━━━ WORKING DATA ━━━

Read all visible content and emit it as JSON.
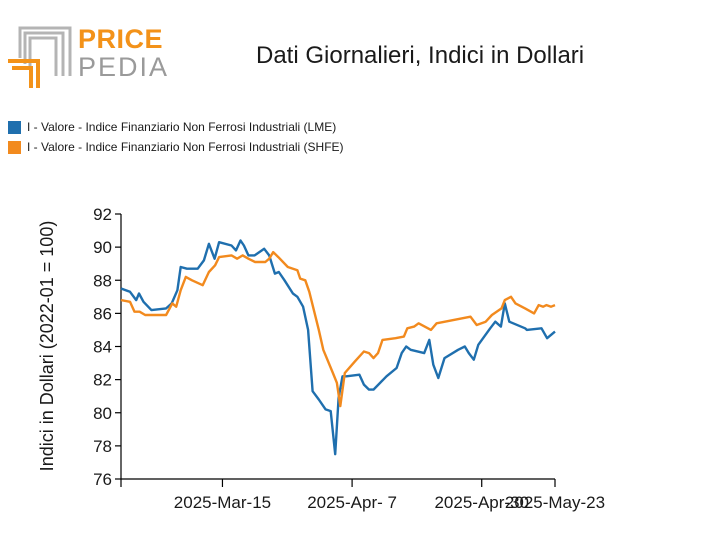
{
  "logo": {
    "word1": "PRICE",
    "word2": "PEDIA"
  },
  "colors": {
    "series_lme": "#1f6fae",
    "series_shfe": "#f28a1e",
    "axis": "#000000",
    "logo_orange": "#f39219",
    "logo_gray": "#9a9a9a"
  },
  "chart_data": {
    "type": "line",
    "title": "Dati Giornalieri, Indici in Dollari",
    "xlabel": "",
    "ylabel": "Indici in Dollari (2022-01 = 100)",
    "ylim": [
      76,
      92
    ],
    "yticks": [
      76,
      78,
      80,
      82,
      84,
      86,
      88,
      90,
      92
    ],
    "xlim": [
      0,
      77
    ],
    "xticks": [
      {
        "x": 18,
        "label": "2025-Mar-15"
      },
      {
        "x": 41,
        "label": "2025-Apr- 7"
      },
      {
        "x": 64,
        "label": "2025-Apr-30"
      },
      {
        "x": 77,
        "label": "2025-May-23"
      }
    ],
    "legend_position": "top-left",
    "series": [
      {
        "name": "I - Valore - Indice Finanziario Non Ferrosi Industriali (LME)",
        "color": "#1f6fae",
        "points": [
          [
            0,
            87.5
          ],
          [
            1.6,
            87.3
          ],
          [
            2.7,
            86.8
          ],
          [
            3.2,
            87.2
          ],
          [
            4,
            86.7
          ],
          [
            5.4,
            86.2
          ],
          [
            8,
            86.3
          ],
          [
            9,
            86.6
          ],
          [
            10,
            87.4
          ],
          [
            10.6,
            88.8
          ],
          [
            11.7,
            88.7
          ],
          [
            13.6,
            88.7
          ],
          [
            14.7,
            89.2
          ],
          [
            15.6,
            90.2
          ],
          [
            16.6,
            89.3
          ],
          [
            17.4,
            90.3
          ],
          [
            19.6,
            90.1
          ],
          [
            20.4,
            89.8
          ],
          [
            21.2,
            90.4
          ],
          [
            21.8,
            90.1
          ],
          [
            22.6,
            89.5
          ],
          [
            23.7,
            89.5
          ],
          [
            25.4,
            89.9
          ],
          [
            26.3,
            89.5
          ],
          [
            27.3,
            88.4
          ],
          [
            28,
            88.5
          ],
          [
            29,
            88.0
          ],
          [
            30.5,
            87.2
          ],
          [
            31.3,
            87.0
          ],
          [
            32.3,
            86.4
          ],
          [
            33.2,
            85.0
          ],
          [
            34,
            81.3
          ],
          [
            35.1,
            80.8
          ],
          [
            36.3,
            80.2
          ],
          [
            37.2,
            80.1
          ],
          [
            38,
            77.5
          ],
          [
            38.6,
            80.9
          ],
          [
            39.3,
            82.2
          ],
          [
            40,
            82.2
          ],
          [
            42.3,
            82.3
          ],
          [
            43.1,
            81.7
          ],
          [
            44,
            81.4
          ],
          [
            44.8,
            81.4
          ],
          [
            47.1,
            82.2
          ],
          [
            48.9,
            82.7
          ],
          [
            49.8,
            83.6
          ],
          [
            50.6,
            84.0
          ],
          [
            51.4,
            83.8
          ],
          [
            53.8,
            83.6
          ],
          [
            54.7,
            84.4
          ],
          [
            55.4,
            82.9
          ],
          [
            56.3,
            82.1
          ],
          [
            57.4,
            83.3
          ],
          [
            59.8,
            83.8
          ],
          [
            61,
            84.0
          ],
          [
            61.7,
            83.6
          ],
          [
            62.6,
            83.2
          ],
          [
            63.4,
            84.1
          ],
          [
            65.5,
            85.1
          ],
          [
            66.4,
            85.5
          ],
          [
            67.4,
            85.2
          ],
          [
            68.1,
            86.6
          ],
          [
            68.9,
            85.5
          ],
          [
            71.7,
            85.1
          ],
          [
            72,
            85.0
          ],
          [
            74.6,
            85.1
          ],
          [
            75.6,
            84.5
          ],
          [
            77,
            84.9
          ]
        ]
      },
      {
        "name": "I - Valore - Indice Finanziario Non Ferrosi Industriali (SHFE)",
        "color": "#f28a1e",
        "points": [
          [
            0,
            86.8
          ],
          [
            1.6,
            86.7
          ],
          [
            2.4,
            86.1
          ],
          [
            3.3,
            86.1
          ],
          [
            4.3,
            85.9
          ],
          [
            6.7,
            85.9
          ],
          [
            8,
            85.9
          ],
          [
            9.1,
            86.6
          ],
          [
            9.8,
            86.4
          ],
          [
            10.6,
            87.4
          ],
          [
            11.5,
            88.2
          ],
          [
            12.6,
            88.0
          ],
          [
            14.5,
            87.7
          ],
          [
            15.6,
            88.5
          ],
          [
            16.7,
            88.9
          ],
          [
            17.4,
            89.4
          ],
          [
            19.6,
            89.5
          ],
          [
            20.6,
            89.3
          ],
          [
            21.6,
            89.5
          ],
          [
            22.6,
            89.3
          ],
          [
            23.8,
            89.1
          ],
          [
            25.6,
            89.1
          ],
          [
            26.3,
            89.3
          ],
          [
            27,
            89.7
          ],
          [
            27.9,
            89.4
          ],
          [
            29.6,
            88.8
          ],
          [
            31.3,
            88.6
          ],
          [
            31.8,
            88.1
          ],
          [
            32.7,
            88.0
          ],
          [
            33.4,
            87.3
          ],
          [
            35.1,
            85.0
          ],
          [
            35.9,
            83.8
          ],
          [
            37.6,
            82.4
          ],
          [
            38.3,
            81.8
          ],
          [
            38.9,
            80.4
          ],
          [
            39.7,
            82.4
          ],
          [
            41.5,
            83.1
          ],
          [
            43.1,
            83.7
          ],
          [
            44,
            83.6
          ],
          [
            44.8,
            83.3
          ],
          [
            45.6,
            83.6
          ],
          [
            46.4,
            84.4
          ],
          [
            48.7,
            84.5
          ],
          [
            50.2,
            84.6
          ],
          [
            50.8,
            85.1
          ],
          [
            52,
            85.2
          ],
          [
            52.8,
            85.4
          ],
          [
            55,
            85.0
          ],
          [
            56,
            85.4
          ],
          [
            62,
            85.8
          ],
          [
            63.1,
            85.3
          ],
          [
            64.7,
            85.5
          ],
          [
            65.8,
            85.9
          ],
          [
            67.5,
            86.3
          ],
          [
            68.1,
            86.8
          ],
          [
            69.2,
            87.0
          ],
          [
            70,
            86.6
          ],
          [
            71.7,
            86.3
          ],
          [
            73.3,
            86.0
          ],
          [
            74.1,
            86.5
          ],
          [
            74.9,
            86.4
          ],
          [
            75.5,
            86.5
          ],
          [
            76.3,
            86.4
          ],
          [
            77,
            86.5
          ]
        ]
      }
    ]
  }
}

━━━

* [WRITTEN PROBLEM] Without the pictures, repeat the listing above exactly.

* [SOLUTION TO THE EXERCISE]
Read all visible content and emit it as JSON.
{
  "logo": {
    "word1": "PRICE",
    "word2": "PEDIA"
  },
  "colors": {
    "series_lme": "#1f6fae",
    "series_shfe": "#f28a1e",
    "axis": "#000000",
    "logo_orange": "#f39219",
    "logo_gray": "#9a9a9a"
  },
  "chart_data": {
    "type": "line",
    "title": "Dati Giornalieri, Indici in Dollari",
    "xlabel": "",
    "ylabel": "Indici in Dollari (2022-01 = 100)",
    "ylim": [
      76,
      92
    ],
    "yticks": [
      76,
      78,
      80,
      82,
      84,
      86,
      88,
      90,
      92
    ],
    "xlim": [
      0,
      77
    ],
    "xticks": [
      {
        "x": 18,
        "label": "2025-Mar-15"
      },
      {
        "x": 41,
        "label": "2025-Apr- 7"
      },
      {
        "x": 64,
        "label": "2025-Apr-30"
      },
      {
        "x": 77,
        "label": "2025-May-23"
      }
    ],
    "legend_position": "top-left",
    "series": [
      {
        "name": "I - Valore - Indice Finanziario Non Ferrosi Industriali (LME)",
        "color": "#1f6fae",
        "points": [
          [
            0,
            87.5
          ],
          [
            1.6,
            87.3
          ],
          [
            2.7,
            86.8
          ],
          [
            3.2,
            87.2
          ],
          [
            4,
            86.7
          ],
          [
            5.4,
            86.2
          ],
          [
            8,
            86.3
          ],
          [
            9,
            86.6
          ],
          [
            10,
            87.4
          ],
          [
            10.6,
            88.8
          ],
          [
            11.7,
            88.7
          ],
          [
            13.6,
            88.7
          ],
          [
            14.7,
            89.2
          ],
          [
            15.6,
            90.2
          ],
          [
            16.6,
            89.3
          ],
          [
            17.4,
            90.3
          ],
          [
            19.6,
            90.1
          ],
          [
            20.4,
            89.8
          ],
          [
            21.2,
            90.4
          ],
          [
            21.8,
            90.1
          ],
          [
            22.6,
            89.5
          ],
          [
            23.7,
            89.5
          ],
          [
            25.4,
            89.9
          ],
          [
            26.3,
            89.5
          ],
          [
            27.3,
            88.4
          ],
          [
            28,
            88.5
          ],
          [
            29,
            88.0
          ],
          [
            30.5,
            87.2
          ],
          [
            31.3,
            87.0
          ],
          [
            32.3,
            86.4
          ],
          [
            33.2,
            85.0
          ],
          [
            34,
            81.3
          ],
          [
            35.1,
            80.8
          ],
          [
            36.3,
            80.2
          ],
          [
            37.2,
            80.1
          ],
          [
            38,
            77.5
          ],
          [
            38.6,
            80.9
          ],
          [
            39.3,
            82.2
          ],
          [
            40,
            82.2
          ],
          [
            42.3,
            82.3
          ],
          [
            43.1,
            81.7
          ],
          [
            44,
            81.4
          ],
          [
            44.8,
            81.4
          ],
          [
            47.1,
            82.2
          ],
          [
            48.9,
            82.7
          ],
          [
            49.8,
            83.6
          ],
          [
            50.6,
            84.0
          ],
          [
            51.4,
            83.8
          ],
          [
            53.8,
            83.6
          ],
          [
            54.7,
            84.4
          ],
          [
            55.4,
            82.9
          ],
          [
            56.3,
            82.1
          ],
          [
            57.4,
            83.3
          ],
          [
            59.8,
            83.8
          ],
          [
            61,
            84.0
          ],
          [
            61.7,
            83.6
          ],
          [
            62.6,
            83.2
          ],
          [
            63.4,
            84.1
          ],
          [
            65.5,
            85.1
          ],
          [
            66.4,
            85.5
          ],
          [
            67.4,
            85.2
          ],
          [
            68.1,
            86.6
          ],
          [
            68.9,
            85.5
          ],
          [
            71.7,
            85.1
          ],
          [
            72,
            85.0
          ],
          [
            74.6,
            85.1
          ],
          [
            75.6,
            84.5
          ],
          [
            77,
            84.9
          ]
        ]
      },
      {
        "name": "I - Valore - Indice Finanziario Non Ferrosi Industriali (SHFE)",
        "color": "#f28a1e",
        "points": [
          [
            0,
            86.8
          ],
          [
            1.6,
            86.7
          ],
          [
            2.4,
            86.1
          ],
          [
            3.3,
            86.1
          ],
          [
            4.3,
            85.9
          ],
          [
            6.7,
            85.9
          ],
          [
            8,
            85.9
          ],
          [
            9.1,
            86.6
          ],
          [
            9.8,
            86.4
          ],
          [
            10.6,
            87.4
          ],
          [
            11.5,
            88.2
          ],
          [
            12.6,
            88.0
          ],
          [
            14.5,
            87.7
          ],
          [
            15.6,
            88.5
          ],
          [
            16.7,
            88.9
          ],
          [
            17.4,
            89.4
          ],
          [
            19.6,
            89.5
          ],
          [
            20.6,
            89.3
          ],
          [
            21.6,
            89.5
          ],
          [
            22.6,
            89.3
          ],
          [
            23.8,
            89.1
          ],
          [
            25.6,
            89.1
          ],
          [
            26.3,
            89.3
          ],
          [
            27,
            89.7
          ],
          [
            27.9,
            89.4
          ],
          [
            29.6,
            88.8
          ],
          [
            31.3,
            88.6
          ],
          [
            31.8,
            88.1
          ],
          [
            32.7,
            88.0
          ],
          [
            33.4,
            87.3
          ],
          [
            35.1,
            85.0
          ],
          [
            35.9,
            83.8
          ],
          [
            37.6,
            82.4
          ],
          [
            38.3,
            81.8
          ],
          [
            38.9,
            80.4
          ],
          [
            39.7,
            82.4
          ],
          [
            41.5,
            83.1
          ],
          [
            43.1,
            83.7
          ],
          [
            44,
            83.6
          ],
          [
            44.8,
            83.3
          ],
          [
            45.6,
            83.6
          ],
          [
            46.4,
            84.4
          ],
          [
            48.7,
            84.5
          ],
          [
            50.2,
            84.6
          ],
          [
            50.8,
            85.1
          ],
          [
            52,
            85.2
          ],
          [
            52.8,
            85.4
          ],
          [
            55,
            85.0
          ],
          [
            56,
            85.4
          ],
          [
            62,
            85.8
          ],
          [
            63.1,
            85.3
          ],
          [
            64.7,
            85.5
          ],
          [
            65.8,
            85.9
          ],
          [
            67.5,
            86.3
          ],
          [
            68.1,
            86.8
          ],
          [
            69.2,
            87.0
          ],
          [
            70,
            86.6
          ],
          [
            71.7,
            86.3
          ],
          [
            73.3,
            86.0
          ],
          [
            74.1,
            86.5
          ],
          [
            74.9,
            86.4
          ],
          [
            75.5,
            86.5
          ],
          [
            76.3,
            86.4
          ],
          [
            77,
            86.5
          ]
        ]
      }
    ]
  }
}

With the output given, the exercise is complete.